Directions: Return all lines where the word "ylabel" can be found.

Stored items
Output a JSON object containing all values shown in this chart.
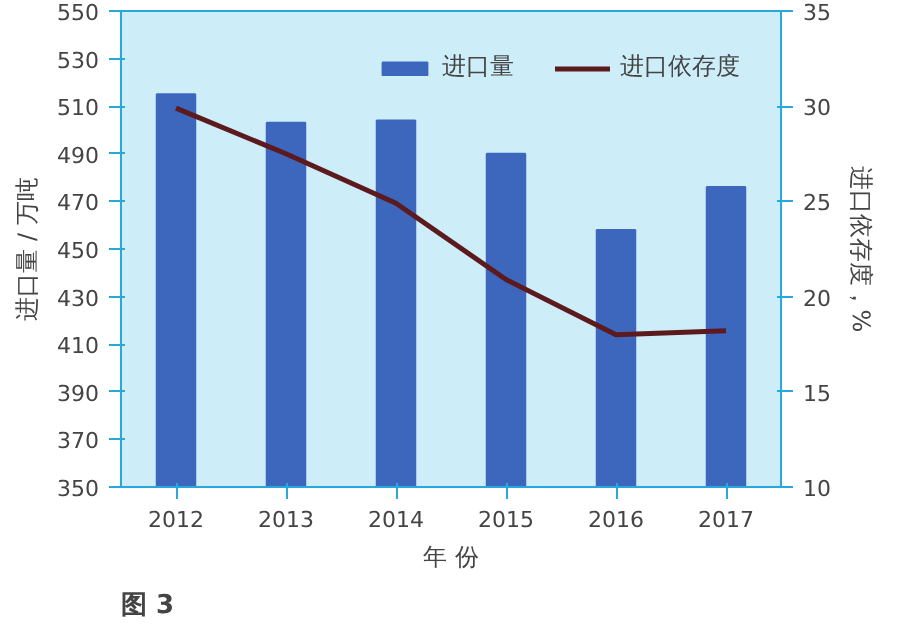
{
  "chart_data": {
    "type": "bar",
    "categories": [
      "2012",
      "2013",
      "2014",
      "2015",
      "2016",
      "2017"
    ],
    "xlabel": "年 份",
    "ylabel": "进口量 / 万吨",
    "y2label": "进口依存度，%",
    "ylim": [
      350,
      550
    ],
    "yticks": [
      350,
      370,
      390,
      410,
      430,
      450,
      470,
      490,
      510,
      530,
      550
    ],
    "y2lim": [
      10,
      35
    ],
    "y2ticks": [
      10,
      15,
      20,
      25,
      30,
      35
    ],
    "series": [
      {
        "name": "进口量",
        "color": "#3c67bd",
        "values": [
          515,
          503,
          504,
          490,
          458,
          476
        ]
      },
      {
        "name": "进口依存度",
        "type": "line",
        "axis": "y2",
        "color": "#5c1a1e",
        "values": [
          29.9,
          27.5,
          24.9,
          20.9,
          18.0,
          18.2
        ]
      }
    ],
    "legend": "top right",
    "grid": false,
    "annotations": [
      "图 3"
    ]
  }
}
==
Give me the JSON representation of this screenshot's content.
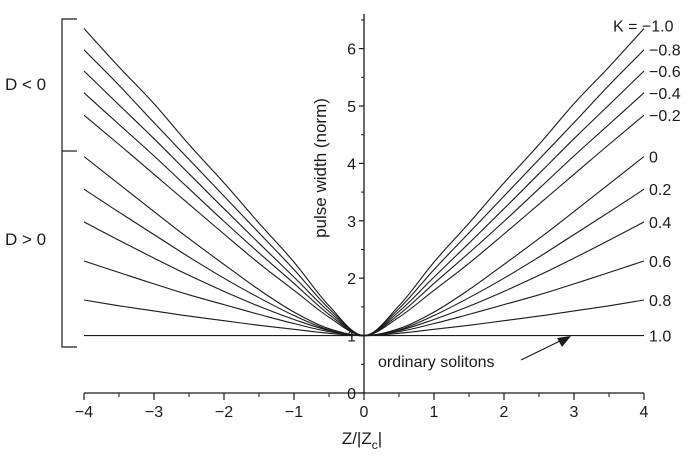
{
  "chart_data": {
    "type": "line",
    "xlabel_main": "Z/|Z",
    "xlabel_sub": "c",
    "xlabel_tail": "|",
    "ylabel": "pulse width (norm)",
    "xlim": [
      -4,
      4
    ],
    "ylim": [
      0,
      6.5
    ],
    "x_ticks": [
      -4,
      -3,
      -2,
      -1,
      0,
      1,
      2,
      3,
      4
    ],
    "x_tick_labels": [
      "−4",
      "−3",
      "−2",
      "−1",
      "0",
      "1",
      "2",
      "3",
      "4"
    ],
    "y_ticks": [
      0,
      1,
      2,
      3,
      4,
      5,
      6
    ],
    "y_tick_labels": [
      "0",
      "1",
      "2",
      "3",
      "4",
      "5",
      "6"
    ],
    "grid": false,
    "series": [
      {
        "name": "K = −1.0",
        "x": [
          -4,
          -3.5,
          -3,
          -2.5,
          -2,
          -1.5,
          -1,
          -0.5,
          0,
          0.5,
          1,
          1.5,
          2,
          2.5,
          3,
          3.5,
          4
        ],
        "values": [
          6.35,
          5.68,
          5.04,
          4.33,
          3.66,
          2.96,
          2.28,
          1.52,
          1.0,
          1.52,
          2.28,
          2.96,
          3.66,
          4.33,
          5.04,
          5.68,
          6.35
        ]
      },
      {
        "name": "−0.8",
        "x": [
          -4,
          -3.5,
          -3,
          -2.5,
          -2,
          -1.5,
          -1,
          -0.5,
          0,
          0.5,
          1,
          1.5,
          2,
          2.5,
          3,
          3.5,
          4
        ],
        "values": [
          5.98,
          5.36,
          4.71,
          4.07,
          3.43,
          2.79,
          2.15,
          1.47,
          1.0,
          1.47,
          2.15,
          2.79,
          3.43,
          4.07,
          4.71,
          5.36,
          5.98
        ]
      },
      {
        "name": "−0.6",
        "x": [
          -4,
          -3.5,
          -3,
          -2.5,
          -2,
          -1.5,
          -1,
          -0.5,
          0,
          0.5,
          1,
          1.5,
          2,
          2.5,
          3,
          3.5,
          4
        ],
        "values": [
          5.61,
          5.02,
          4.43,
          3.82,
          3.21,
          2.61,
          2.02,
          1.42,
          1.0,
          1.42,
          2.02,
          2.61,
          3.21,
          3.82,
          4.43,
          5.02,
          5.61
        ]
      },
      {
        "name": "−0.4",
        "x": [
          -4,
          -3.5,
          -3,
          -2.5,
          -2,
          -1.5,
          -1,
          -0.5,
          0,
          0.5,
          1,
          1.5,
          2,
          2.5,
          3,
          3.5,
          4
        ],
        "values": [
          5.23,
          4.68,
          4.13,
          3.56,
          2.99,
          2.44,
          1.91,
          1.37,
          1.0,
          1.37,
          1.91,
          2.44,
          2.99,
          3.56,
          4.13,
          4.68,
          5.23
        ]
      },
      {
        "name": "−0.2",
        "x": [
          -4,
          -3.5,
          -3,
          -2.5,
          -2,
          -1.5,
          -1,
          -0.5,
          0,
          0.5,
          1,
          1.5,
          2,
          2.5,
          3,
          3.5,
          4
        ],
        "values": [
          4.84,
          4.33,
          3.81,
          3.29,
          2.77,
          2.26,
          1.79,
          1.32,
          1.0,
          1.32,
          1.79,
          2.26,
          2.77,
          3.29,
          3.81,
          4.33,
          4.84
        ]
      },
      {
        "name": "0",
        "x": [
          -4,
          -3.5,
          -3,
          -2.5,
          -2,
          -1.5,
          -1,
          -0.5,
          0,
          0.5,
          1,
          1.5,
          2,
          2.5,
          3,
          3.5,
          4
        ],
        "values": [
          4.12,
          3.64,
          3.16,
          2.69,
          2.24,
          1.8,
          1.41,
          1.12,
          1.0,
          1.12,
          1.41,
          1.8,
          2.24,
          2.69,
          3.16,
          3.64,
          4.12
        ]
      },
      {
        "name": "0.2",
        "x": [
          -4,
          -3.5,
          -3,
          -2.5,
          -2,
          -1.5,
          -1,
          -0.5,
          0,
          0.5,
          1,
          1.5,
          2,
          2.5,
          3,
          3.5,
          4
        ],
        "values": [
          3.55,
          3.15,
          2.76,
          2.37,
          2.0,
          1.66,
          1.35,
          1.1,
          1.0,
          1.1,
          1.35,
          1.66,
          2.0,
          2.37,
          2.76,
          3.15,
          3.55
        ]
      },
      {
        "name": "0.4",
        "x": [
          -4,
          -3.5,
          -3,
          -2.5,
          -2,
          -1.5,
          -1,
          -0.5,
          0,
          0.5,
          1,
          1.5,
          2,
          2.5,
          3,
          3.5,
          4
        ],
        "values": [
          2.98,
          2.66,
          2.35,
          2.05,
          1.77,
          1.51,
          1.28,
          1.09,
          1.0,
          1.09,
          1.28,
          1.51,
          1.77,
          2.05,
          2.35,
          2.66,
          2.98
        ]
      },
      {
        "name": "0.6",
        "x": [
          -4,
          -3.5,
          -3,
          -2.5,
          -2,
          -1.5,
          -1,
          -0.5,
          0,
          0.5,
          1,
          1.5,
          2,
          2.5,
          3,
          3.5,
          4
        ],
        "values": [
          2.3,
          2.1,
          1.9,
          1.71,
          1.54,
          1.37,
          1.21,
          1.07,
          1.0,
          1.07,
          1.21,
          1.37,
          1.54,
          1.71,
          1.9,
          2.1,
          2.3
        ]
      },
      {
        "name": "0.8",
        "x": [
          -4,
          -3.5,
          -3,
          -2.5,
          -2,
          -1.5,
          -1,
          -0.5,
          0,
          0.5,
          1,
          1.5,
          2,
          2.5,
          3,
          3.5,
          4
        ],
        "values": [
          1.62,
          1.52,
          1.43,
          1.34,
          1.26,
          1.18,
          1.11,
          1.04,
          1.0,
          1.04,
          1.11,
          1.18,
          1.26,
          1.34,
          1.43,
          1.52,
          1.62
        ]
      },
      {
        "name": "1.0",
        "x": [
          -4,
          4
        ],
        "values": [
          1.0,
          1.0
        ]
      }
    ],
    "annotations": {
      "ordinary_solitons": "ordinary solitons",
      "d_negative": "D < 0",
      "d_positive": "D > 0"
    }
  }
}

Answer to this exercise:
    "ylabel": "进口量 / 万吨",
    "ylabel": "pulse width (norm)",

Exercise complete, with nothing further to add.